• **Exercise requirements**
Retype the listing that follows, exactly as written.

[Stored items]
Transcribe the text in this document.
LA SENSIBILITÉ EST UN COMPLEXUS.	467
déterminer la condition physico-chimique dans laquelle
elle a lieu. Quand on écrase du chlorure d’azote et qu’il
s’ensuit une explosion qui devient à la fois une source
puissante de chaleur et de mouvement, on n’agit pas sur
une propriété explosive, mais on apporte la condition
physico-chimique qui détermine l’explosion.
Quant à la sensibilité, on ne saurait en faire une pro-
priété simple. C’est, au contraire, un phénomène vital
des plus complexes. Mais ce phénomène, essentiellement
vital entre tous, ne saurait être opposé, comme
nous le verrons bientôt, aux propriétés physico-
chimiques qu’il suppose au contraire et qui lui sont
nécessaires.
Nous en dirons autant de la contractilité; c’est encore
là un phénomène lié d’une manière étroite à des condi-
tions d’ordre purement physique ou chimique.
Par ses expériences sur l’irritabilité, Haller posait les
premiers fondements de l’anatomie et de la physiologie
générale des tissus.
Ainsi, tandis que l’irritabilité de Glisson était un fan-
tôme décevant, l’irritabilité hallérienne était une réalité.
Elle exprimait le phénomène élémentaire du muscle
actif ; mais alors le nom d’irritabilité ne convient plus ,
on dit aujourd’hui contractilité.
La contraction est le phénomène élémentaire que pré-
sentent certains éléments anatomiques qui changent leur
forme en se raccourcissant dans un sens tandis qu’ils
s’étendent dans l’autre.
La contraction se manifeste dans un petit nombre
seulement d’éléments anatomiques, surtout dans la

• **Output below**
Transcribe the text in this document.
LA SENSIBILITÉ EST UN COMPLEXUS.	467
déterminer la condition physico-chimique dans laquelle
elle a lieu. Quand on écrase du chlorure d’azote et qu’il
s’ensuit une explosion qui devient à la fois une source
puissante de chaleur et de mouvement, on n’agit pas sur
une propriété explosive, mais on apporte la condition
physico-chimique qui détermine l’explosion.
Quant à la sensibilité, on ne saurait en faire une pro-
priété simple. C’est, au contraire, un phénomène vital
des plus complexes. Mais ce phénomène, essentiellement
vital entre tous, ne saurait être opposé, comme
nous le verrons bientôt, aux propriétés physico-
chimiques qu’il suppose au contraire et qui lui sont
nécessaires.
Nous en dirons autant de la contractilité; c’est encore
là un phénomène lié d’une manière étroite à des condi-
tions d’ordre purement physique ou chimique.
Par ses expériences sur l’irritabilité, Haller posait les
premiers fondements de l’anatomie et de la physiologie
générale des tissus.
Ainsi, tandis que l’irritabilité de Glisson était un fan-
tôme décevant, l’irritabilité hallérienne était une réalité.
Elle exprimait le phénomène élémentaire du muscle
actif ; mais alors le nom d’irritabilité ne convient plus ,
on dit aujourd’hui contractilité.
La contraction est le phénomène élémentaire que pré-
sentent certains éléments anatomiques qui changent leur
forme en se raccourcissant dans un sens tandis qu’ils
s’étendent dans l’autre.
La contraction se manifeste dans un petit nombre
seulement d’éléments anatomiques, surtout dans la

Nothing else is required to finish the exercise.